Stated task:
All entries are to be given again verbatim.

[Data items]
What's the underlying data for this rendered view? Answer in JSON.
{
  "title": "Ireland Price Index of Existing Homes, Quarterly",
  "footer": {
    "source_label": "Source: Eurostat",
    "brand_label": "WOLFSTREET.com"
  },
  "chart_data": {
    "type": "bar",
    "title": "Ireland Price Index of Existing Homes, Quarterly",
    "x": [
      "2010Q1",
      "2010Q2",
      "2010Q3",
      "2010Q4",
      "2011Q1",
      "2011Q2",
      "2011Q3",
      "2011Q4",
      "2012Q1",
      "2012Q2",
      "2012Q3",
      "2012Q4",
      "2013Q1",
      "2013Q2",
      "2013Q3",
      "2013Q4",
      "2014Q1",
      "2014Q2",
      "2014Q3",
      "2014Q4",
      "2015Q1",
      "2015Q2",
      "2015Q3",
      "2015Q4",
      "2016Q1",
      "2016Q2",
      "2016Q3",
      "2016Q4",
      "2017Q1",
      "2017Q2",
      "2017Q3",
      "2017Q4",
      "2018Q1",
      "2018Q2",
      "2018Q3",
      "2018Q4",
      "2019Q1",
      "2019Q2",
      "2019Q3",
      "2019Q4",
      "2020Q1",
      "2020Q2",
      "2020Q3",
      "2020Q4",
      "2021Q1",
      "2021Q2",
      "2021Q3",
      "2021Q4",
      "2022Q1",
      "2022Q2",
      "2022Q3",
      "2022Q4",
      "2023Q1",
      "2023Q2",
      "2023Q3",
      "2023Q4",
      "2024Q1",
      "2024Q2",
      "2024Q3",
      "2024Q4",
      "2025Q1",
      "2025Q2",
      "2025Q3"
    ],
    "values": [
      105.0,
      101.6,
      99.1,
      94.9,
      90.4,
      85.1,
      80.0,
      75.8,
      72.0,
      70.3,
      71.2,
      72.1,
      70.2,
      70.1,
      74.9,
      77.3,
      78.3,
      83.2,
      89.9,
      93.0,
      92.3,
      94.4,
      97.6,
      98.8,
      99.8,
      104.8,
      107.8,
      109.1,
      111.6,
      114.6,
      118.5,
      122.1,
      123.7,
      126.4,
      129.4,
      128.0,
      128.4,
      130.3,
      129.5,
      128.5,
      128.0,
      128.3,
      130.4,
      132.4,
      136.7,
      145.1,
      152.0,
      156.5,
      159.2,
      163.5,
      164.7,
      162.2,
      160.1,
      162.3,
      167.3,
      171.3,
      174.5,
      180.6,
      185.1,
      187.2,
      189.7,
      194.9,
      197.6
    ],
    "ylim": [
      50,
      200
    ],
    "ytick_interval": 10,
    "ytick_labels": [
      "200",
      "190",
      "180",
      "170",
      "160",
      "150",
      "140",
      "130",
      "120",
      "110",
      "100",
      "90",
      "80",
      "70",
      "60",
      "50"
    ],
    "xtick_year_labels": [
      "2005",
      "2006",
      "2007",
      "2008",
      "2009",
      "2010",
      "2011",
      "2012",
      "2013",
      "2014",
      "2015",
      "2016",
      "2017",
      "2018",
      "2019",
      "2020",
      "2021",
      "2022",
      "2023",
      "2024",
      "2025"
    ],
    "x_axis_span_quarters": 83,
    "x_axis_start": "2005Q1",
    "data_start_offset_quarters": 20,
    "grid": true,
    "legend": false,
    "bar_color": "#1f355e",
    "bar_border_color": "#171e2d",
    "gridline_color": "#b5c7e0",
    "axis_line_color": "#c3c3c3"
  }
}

The completed task:
What's the underlying data for this rendered view? Answer in JSON.
{
  "title": "Ireland Price Index of Existing Homes, Quarterly",
  "footer": {
    "source_label": "Source: Eurostat",
    "brand_label": "WOLFSTREET.com"
  },
  "chart_data": {
    "type": "bar",
    "title": "Ireland Price Index of Existing Homes, Quarterly",
    "x": [
      "2010Q1",
      "2010Q2",
      "2010Q3",
      "2010Q4",
      "2011Q1",
      "2011Q2",
      "2011Q3",
      "2011Q4",
      "2012Q1",
      "2012Q2",
      "2012Q3",
      "2012Q4",
      "2013Q1",
      "2013Q2",
      "2013Q3",
      "2013Q4",
      "2014Q1",
      "2014Q2",
      "2014Q3",
      "2014Q4",
      "2015Q1",
      "2015Q2",
      "2015Q3",
      "2015Q4",
      "2016Q1",
      "2016Q2",
      "2016Q3",
      "2016Q4",
      "2017Q1",
      "2017Q2",
      "2017Q3",
      "2017Q4",
      "2018Q1",
      "2018Q2",
      "2018Q3",
      "2018Q4",
      "2019Q1",
      "2019Q2",
      "2019Q3",
      "2019Q4",
      "2020Q1",
      "2020Q2",
      "2020Q3",
      "2020Q4",
      "2021Q1",
      "2021Q2",
      "2021Q3",
      "2021Q4",
      "2022Q1",
      "2022Q2",
      "2022Q3",
      "2022Q4",
      "2023Q1",
      "2023Q2",
      "2023Q3",
      "2023Q4",
      "2024Q1",
      "2024Q2",
      "2024Q3",
      "2024Q4",
      "2025Q1",
      "2025Q2",
      "2025Q3"
    ],
    "values": [
      105.0,
      101.6,
      99.1,
      94.9,
      90.4,
      85.1,
      80.0,
      75.8,
      72.0,
      70.3,
      71.2,
      72.1,
      70.2,
      70.1,
      74.9,
      77.3,
      78.3,
      83.2,
      89.9,
      93.0,
      92.3,
      94.4,
      97.6,
      98.8,
      99.8,
      104.8,
      107.8,
      109.1,
      111.6,
      114.6,
      118.5,
      122.1,
      123.7,
      126.4,
      129.4,
      128.0,
      128.4,
      130.3,
      129.5,
      128.5,
      128.0,
      128.3,
      130.4,
      132.4,
      136.7,
      145.1,
      152.0,
      156.5,
      159.2,
      163.5,
      164.7,
      162.2,
      160.1,
      162.3,
      167.3,
      171.3,
      174.5,
      180.6,
      185.1,
      187.2,
      189.7,
      194.9,
      197.6
    ],
    "ylim": [
      50,
      200
    ],
    "ytick_interval": 10,
    "ytick_labels": [
      "200",
      "190",
      "180",
      "170",
      "160",
      "150",
      "140",
      "130",
      "120",
      "110",
      "100",
      "90",
      "80",
      "70",
      "60",
      "50"
    ],
    "xtick_year_labels": [
      "2005",
      "2006",
      "2007",
      "2008",
      "2009",
      "2010",
      "2011",
      "2012",
      "2013",
      "2014",
      "2015",
      "2016",
      "2017",
      "2018",
      "2019",
      "2020",
      "2021",
      "2022",
      "2023",
      "2024",
      "2025"
    ],
    "x_axis_span_quarters": 83,
    "x_axis_start": "2005Q1",
    "data_start_offset_quarters": 20,
    "grid": true,
    "legend": false,
    "bar_color": "#1f355e",
    "bar_border_color": "#171e2d",
    "gridline_color": "#b5c7e0",
    "axis_line_color": "#c3c3c3"
  }
}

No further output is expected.